═════ Supplied material

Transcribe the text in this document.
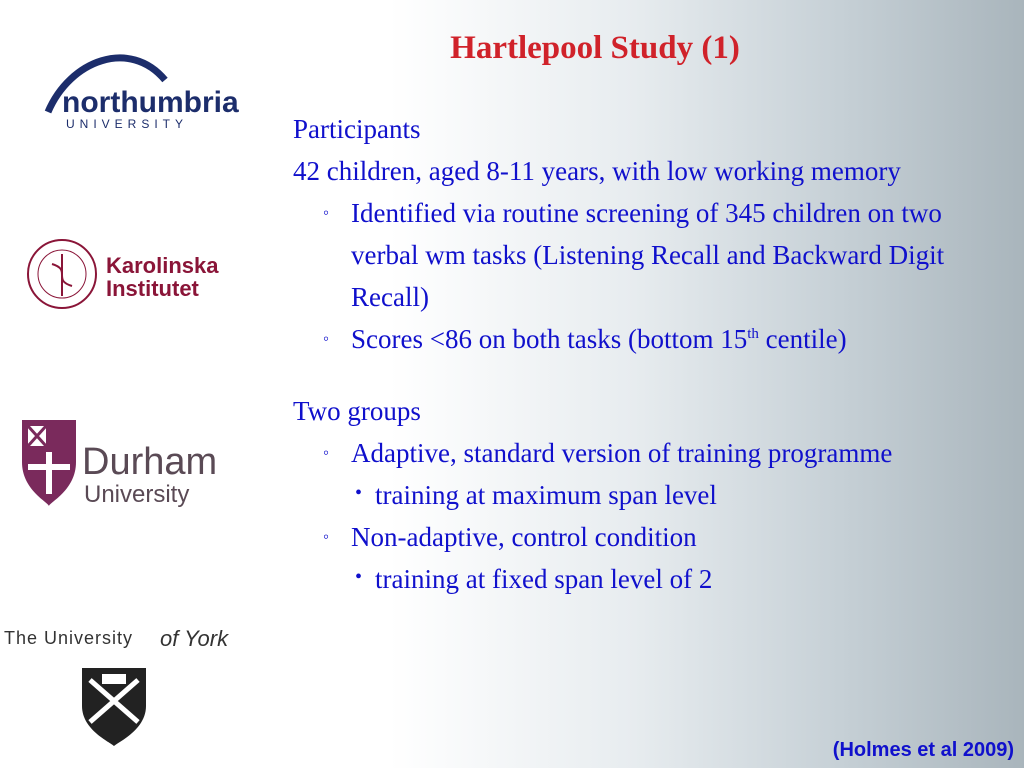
northumbria
UNIVERSITY
Karolinska
Institutet
Durham
University
The University of York
Hartlepool Study (1)
Participants
42 children, aged 8-11 years, with low working memory
◦ Identified via routine screening of 345 children on two verbal wm tasks (Listening Recall and Backward Digit Recall)
◦ Scores <86 on both tasks (bottom 15th centile)
Two groups
◦ Adaptive, standard version of training programme
• training at maximum span level
◦ Non-adaptive, control condition
• training at fixed span level of 2
(Holmes et al 2009)
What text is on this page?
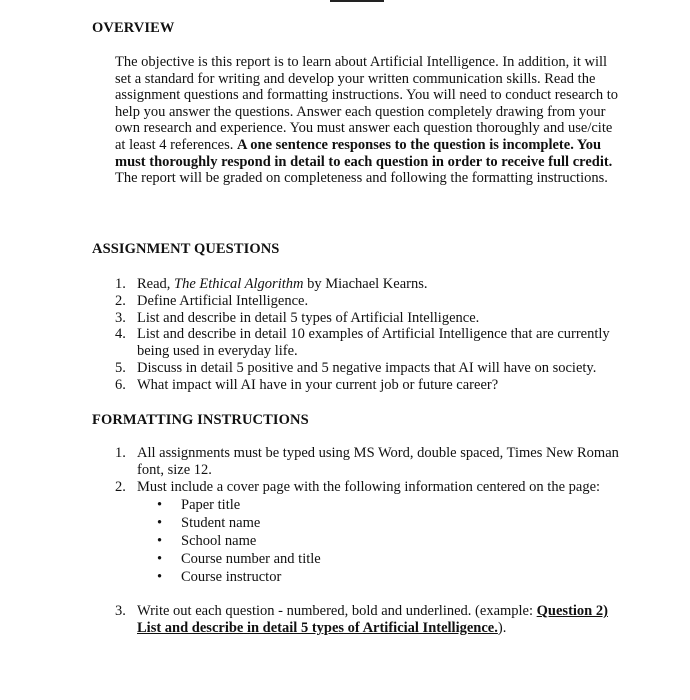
OVERVIEW
The objective is this report is to learn about Artificial Intelligence. In addition, it will set a standard for writing and develop your written communication skills. Read the assignment questions and formatting instructions. You will need to conduct research to help you answer the questions. Answer each question completely drawing from your own research and experience. You must answer each question thoroughly and use/cite at least 4 references. A one sentence responses to the question is incomplete. You must thoroughly respond in detail to each question in order to receive full credit. The report will be graded on completeness and following the formatting instructions.
ASSIGNMENT QUESTIONS
1. Read, The Ethical Algorithm by Miachael Kearns.
2. Define Artificial Intelligence.
3. List and describe in detail 5 types of Artificial Intelligence.
4. List and describe in detail 10 examples of Artificial Intelligence that are currently being used in everyday life.
5. Discuss in detail 5 positive and 5 negative impacts that AI will have on society.
6. What impact will AI have in your current job or future career?
FORMATTING INSTRUCTIONS
1. All assignments must be typed using MS Word, double spaced, Times New Roman font, size 12.
2. Must include a cover page with the following information centered on the page:
• Paper title
• Student name
• School name
• Course number and title
• Course instructor
3. Write out each question - numbered, bold and underlined. (example: Question 2) List and describe in detail 5 types of Artificial Intelligence.).
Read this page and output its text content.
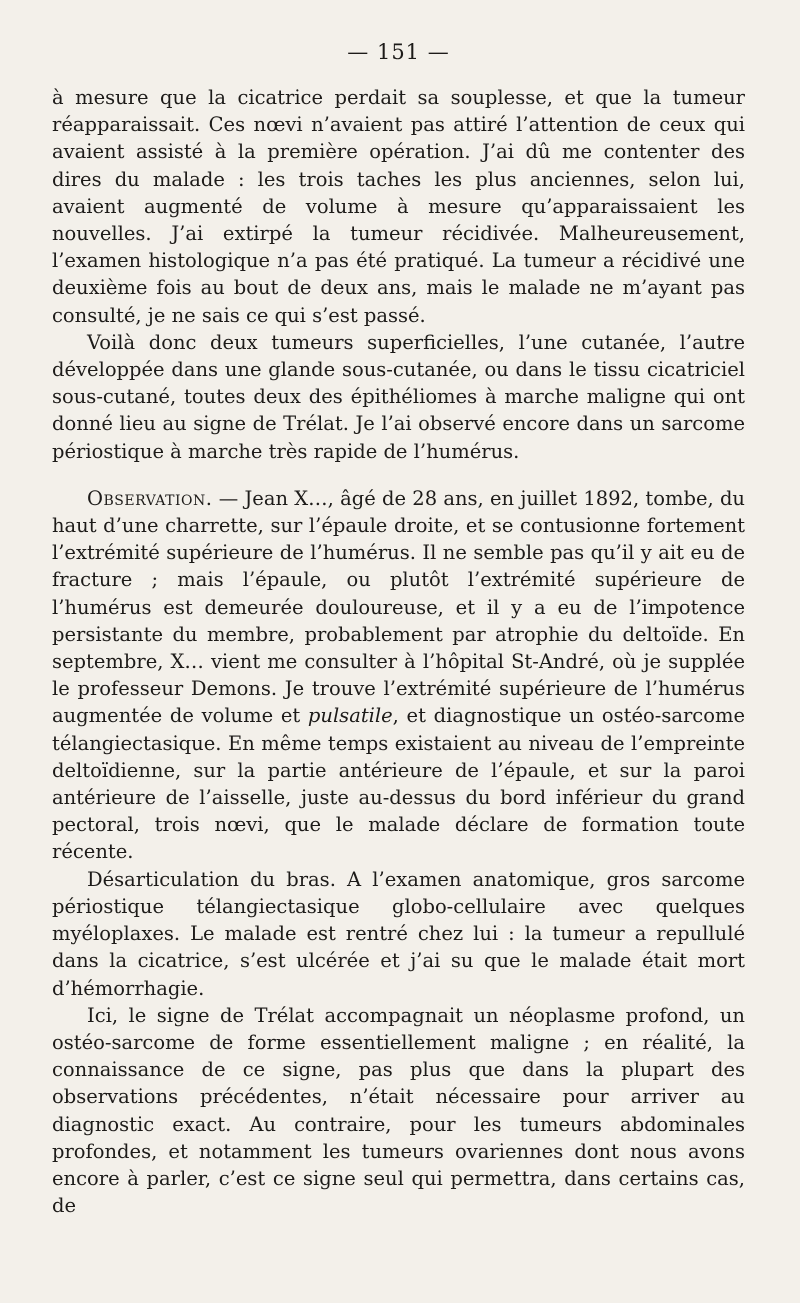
— 151 —

à mesure que la cicatrice perdait sa souplesse, et que la tumeur réapparaissait. Ces nœvi n’avaient pas attiré l’attention de ceux qui avaient assisté à la première opération. J’ai dû me contenter des dires du malade : les trois taches les plus anciennes, selon lui, avaient augmenté de volume à mesure qu’apparaissaient les nouvelles. J’ai extirpé la tumeur récidivée. Malheureusement, l’examen histologique n’a pas été pratiqué. La tumeur a récidivé une deuxième fois au bout de deux ans, mais le malade ne m’ayant pas consulté, je ne sais ce qui s’est passé.

Voilà donc deux tumeurs superficielles, l’une cutanée, l’autre développée dans une glande sous-cutanée, ou dans le tissu cicatriciel sous-cutané, toutes deux des épithéliomes à marche maligne qui ont donné lieu au signe de Trélat. Je l’ai observé encore dans un sarcome périostique à marche très rapide de l’humérus.

Observation. — Jean X…, âgé de 28 ans, en juillet 1892, tombe, du haut d’une charrette, sur l’épaule droite, et se contusionne fortement l’extrémité supérieure de l’humérus. Il ne semble pas qu’il y ait eu de fracture ; mais l’épaule, ou plutôt l’extrémité supérieure de l’humérus est demeurée douloureuse, et il y a eu de l’impotence persistante du membre, probablement par atrophie du deltoïde. En septembre, X… vient me consulter à l’hôpital St-André, où je supplée le professeur Demons. Je trouve l’extrémité supérieure de l’humérus augmentée de volume et pulsatile, et diagnostique un ostéo-sarcome télangiectasique. En même temps existaient au niveau de l’empreinte deltoïdienne, sur la partie antérieure de l’épaule, et sur la paroi antérieure de l’aisselle, juste au-dessus du bord inférieur du grand pectoral, trois nœvi, que le malade déclare de formation toute récente.

Désarticulation du bras. A l’examen anatomique, gros sarcome périostique télangiectasique globo-cellulaire avec quelques myéloplaxes. Le malade est rentré chez lui : la tumeur a repullulé dans la cicatrice, s’est ulcérée et j’ai su que le malade était mort d’hémorrhagie.

Ici, le signe de Trélat accompagnait un néoplasme profond, un ostéo-sarcome de forme essentiellement maligne ; en réalité, la connaissance de ce signe, pas plus que dans la plupart des observations précédentes, n’était nécessaire pour arriver au diagnostic exact. Au contraire, pour les tumeurs abdominales profondes, et notamment les tumeurs ovariennes dont nous avons encore à parler, c’est ce signe seul qui permettra, dans certains cas, de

══════════

Exercise prompt: Isolate the lines above that contain the word "tasks" and copy them.

Finished exercise:
◦ Identified via routine screening of 345 children on two verbal wm tasks (Listening Recall and Backward Digit Recall)
◦ Scores <86 on both tasks (bottom 15th centile)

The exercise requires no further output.